Look for the string "Charging" in the lines and copy each line that has it.

— Begin Extracted material —

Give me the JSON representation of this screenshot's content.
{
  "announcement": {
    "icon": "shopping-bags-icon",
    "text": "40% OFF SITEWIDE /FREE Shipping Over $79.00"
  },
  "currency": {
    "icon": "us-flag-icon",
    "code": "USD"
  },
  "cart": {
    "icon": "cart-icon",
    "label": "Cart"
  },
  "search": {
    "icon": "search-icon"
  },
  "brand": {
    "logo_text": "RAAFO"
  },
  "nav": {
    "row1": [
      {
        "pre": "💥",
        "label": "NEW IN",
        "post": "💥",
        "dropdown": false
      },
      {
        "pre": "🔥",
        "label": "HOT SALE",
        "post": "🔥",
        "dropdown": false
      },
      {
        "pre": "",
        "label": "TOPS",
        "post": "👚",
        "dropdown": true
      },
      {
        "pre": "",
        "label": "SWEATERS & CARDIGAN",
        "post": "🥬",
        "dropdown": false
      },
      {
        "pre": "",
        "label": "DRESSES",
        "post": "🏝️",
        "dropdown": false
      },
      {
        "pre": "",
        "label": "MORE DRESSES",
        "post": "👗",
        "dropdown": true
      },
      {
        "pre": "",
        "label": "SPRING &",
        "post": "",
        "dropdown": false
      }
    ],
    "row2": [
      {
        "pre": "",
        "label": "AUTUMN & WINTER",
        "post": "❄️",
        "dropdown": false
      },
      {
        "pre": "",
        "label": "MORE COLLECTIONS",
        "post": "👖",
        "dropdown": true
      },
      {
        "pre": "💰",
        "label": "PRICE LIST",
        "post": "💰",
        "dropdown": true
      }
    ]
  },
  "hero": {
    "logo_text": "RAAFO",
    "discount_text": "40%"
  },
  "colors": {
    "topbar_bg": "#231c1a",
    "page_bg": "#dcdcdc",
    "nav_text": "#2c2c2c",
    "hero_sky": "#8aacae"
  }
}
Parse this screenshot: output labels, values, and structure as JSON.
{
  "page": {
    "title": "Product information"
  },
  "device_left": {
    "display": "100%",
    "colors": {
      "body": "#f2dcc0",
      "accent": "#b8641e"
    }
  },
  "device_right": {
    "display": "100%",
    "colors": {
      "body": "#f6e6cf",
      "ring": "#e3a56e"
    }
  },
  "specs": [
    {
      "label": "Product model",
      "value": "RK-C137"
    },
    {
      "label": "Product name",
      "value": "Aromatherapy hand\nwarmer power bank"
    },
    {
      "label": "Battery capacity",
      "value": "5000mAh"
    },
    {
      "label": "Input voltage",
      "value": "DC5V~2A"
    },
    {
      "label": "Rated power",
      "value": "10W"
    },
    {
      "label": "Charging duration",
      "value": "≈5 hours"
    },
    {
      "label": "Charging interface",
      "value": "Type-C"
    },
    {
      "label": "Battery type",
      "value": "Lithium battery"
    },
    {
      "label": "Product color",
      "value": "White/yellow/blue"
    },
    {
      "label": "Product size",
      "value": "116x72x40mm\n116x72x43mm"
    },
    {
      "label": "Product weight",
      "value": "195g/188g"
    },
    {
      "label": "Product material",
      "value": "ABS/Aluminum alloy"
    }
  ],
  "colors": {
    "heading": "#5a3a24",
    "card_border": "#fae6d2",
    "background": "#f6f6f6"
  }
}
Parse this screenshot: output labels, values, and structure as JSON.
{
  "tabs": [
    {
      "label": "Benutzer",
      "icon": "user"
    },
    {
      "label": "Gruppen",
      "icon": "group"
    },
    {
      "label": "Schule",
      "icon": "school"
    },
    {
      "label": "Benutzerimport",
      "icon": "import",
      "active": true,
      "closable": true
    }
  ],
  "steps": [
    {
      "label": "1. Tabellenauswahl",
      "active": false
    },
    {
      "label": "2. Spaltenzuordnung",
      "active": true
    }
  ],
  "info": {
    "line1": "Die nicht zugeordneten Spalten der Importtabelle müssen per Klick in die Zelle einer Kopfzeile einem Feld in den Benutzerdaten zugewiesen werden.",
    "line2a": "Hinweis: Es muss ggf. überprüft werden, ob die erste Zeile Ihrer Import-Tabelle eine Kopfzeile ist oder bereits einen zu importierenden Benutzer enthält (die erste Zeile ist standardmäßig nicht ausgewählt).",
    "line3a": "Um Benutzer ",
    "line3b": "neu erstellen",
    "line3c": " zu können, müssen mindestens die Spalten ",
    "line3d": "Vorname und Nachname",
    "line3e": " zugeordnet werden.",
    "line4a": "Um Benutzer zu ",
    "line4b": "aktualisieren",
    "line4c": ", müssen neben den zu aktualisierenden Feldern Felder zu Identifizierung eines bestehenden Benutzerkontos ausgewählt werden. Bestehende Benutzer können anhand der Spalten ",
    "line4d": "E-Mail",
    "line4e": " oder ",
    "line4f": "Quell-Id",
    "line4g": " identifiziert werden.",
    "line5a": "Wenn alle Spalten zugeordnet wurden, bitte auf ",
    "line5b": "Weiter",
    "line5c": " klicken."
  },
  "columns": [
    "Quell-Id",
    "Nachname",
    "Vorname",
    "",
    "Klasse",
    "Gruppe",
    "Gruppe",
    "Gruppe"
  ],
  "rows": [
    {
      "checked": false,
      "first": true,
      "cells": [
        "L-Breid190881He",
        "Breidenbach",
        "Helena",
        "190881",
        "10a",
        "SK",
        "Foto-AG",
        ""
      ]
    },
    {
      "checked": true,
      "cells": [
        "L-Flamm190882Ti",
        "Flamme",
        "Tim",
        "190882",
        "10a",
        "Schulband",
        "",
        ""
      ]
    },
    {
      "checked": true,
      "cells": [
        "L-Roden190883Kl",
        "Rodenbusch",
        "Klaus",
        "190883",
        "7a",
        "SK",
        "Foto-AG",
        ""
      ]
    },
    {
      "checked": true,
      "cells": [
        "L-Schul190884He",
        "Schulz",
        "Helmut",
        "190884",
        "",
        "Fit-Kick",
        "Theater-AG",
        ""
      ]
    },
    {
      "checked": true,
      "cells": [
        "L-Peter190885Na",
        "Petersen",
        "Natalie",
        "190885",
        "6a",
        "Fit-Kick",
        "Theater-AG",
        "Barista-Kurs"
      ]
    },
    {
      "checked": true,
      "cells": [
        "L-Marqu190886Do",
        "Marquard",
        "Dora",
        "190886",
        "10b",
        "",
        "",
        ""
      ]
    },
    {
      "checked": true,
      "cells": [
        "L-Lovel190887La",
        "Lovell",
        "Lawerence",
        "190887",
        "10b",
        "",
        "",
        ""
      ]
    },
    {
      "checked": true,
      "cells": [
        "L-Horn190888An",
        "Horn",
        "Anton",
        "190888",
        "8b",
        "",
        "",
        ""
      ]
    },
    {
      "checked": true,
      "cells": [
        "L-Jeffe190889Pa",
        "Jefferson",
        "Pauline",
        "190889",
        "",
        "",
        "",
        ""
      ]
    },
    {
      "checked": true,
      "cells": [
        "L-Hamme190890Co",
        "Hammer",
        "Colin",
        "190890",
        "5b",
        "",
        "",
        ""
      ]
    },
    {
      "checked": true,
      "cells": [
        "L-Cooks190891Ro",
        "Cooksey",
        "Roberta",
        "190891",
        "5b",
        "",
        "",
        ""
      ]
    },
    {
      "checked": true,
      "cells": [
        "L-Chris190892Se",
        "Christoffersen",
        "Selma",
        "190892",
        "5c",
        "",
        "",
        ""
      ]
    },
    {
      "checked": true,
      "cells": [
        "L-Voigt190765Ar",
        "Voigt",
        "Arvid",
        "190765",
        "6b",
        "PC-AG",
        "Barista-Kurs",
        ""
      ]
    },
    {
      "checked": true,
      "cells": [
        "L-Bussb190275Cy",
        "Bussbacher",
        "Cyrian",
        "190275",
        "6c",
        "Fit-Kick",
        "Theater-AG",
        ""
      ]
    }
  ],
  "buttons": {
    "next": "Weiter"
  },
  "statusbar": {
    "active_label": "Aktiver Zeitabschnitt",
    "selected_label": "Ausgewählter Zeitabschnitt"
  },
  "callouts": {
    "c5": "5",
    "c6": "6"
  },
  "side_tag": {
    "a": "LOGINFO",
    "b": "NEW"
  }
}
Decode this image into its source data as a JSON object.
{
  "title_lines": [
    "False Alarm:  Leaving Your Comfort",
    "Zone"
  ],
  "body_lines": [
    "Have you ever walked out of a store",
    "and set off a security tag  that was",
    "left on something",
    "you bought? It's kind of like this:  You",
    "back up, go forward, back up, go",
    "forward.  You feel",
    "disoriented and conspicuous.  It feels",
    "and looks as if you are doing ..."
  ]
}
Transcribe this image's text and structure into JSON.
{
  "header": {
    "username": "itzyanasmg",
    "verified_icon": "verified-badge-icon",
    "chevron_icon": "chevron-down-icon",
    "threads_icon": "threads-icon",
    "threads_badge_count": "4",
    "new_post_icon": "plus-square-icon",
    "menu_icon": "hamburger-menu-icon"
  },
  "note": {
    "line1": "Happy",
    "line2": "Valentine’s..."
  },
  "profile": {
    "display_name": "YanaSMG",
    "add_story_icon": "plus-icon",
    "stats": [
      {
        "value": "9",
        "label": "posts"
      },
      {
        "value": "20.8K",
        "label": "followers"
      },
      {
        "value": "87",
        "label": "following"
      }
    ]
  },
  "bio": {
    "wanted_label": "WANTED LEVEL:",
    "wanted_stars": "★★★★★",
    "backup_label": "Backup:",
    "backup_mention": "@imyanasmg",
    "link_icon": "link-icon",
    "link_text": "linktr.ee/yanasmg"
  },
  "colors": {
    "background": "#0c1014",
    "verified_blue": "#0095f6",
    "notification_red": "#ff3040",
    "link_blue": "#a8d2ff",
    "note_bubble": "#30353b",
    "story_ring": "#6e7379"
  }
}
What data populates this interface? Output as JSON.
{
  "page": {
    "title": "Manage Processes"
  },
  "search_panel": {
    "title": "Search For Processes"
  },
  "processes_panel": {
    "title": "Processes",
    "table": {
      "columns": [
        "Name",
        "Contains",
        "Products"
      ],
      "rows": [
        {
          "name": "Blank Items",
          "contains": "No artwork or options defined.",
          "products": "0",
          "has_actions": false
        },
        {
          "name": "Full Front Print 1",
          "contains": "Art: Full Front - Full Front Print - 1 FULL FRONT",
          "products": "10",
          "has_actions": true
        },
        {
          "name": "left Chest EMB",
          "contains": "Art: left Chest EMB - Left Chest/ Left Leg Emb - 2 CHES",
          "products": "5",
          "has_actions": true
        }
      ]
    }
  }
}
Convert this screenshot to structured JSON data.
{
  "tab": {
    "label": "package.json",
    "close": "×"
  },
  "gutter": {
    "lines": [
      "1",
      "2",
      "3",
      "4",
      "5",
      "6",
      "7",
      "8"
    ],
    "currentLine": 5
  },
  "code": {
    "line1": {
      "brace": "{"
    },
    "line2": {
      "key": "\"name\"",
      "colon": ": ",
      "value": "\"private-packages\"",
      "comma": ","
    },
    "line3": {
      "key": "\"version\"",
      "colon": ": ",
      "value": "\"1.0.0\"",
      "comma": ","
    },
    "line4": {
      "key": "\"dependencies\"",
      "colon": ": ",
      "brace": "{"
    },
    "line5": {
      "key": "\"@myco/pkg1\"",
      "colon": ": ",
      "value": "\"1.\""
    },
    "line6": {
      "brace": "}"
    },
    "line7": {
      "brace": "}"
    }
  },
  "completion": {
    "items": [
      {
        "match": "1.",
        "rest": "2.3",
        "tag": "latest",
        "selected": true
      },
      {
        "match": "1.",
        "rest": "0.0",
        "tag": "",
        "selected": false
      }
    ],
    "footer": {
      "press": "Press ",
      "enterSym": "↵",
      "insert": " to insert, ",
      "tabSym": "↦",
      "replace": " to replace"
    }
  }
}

— End Extracted material —

### Reply to the exercise
      "label": "Charging duration",
      "label": "Charging interface",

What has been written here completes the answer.